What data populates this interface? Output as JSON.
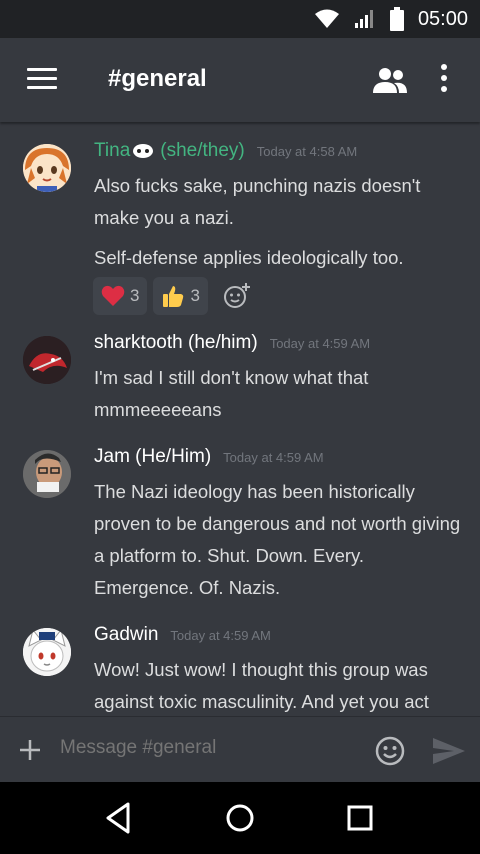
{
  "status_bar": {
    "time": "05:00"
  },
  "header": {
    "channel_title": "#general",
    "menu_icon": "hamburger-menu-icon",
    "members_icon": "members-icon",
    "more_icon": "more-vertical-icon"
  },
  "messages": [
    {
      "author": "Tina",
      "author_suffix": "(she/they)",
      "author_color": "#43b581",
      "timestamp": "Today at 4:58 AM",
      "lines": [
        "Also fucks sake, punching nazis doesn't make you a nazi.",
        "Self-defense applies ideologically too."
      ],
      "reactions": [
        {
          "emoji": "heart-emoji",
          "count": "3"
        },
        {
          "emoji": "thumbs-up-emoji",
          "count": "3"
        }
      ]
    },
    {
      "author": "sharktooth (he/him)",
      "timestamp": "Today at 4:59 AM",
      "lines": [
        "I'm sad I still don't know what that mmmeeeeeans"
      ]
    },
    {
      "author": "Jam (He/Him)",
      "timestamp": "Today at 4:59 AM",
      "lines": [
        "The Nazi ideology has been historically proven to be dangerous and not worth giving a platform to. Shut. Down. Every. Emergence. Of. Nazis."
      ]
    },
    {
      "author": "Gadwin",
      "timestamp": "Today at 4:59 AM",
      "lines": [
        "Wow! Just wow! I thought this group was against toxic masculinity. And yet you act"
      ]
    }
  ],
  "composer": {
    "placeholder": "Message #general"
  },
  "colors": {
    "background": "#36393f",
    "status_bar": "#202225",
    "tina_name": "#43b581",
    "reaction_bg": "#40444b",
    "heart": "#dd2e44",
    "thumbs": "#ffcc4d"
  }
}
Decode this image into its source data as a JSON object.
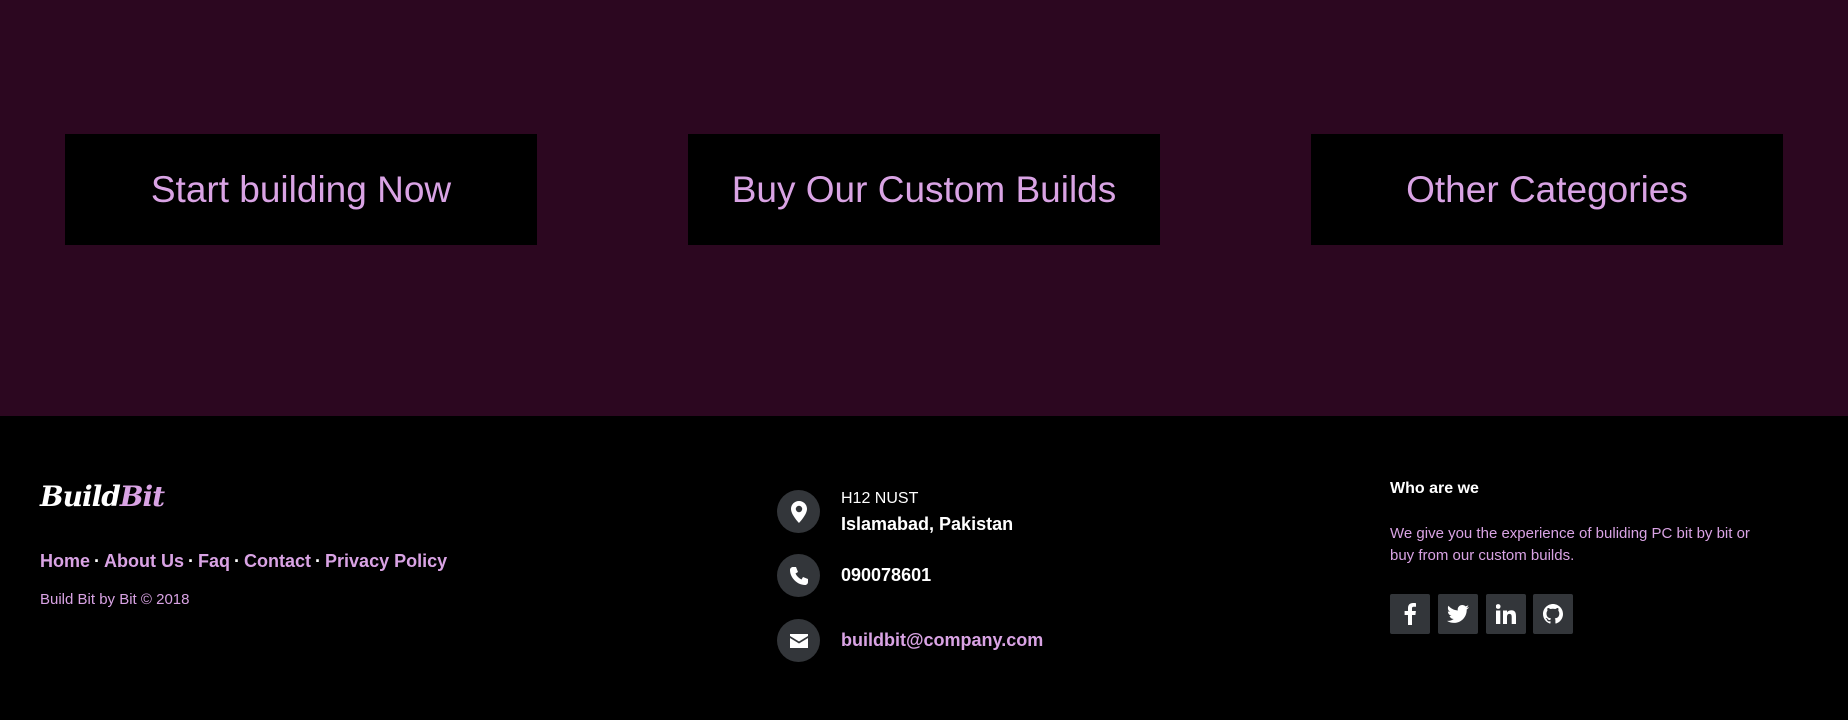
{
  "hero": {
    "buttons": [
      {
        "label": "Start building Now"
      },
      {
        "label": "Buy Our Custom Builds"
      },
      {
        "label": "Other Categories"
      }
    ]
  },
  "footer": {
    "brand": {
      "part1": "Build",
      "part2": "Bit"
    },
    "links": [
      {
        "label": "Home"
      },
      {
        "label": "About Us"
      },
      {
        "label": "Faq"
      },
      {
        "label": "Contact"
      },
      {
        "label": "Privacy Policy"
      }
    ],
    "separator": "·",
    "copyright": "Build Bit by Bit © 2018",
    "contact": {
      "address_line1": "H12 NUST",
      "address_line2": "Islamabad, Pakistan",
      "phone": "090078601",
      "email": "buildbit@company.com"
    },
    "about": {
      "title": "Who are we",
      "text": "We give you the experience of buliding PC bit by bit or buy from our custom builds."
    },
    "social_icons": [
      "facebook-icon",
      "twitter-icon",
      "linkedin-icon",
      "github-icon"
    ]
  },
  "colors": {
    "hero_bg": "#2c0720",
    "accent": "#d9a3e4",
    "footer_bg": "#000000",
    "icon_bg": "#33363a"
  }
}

**Set problem:** Beginning at the line that contains "Decode this image", retype each line of the data above through the very last one. Do not retype the pictures.

**Full answer:**
Decode this image into its source data as a JSON object.
{
  "hero": {
    "buttons": [
      {
        "label": "Start building Now"
      },
      {
        "label": "Buy Our Custom Builds"
      },
      {
        "label": "Other Categories"
      }
    ]
  },
  "footer": {
    "brand": {
      "part1": "Build",
      "part2": "Bit"
    },
    "links": [
      {
        "label": "Home"
      },
      {
        "label": "About Us"
      },
      {
        "label": "Faq"
      },
      {
        "label": "Contact"
      },
      {
        "label": "Privacy Policy"
      }
    ],
    "separator": "·",
    "copyright": "Build Bit by Bit © 2018",
    "contact": {
      "address_line1": "H12 NUST",
      "address_line2": "Islamabad, Pakistan",
      "phone": "090078601",
      "email": "buildbit@company.com"
    },
    "about": {
      "title": "Who are we",
      "text": "We give you the experience of buliding PC bit by bit or buy from our custom builds."
    },
    "social_icons": [
      "facebook-icon",
      "twitter-icon",
      "linkedin-icon",
      "github-icon"
    ]
  },
  "colors": {
    "hero_bg": "#2c0720",
    "accent": "#d9a3e4",
    "footer_bg": "#000000",
    "icon_bg": "#33363a"
  }
}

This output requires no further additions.